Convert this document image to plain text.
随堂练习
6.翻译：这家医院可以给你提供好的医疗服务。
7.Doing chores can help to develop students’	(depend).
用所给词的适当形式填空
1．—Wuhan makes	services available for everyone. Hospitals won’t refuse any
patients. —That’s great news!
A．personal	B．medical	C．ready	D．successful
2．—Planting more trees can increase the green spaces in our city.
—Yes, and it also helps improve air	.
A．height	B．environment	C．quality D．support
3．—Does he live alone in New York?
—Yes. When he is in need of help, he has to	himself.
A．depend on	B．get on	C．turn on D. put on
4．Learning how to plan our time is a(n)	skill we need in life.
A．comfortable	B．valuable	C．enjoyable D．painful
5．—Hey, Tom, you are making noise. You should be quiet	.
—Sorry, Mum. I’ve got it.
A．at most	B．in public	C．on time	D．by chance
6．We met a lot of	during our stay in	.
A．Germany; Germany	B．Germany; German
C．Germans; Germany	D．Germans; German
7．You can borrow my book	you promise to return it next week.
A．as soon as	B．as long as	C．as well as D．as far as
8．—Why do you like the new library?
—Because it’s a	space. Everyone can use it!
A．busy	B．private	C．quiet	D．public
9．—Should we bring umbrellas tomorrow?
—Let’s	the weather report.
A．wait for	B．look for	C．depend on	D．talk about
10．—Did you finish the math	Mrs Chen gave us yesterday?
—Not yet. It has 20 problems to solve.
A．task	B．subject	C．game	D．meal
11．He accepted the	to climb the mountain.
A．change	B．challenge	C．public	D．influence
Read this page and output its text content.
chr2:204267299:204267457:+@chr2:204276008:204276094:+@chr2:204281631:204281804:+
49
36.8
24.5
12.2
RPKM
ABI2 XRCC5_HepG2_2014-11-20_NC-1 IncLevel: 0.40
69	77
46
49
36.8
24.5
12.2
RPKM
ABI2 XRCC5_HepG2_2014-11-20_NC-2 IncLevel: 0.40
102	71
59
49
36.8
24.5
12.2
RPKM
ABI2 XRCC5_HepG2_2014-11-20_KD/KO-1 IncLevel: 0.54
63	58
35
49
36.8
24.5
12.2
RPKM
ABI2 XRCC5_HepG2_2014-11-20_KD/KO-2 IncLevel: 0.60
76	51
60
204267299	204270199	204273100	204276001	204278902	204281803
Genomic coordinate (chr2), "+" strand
- - - -
Copy each line above where the string "need" occurs.

—Yes. When he is in need of help, he has to	himself.
4．Learning how to plan our time is a(n)	skill we need in life.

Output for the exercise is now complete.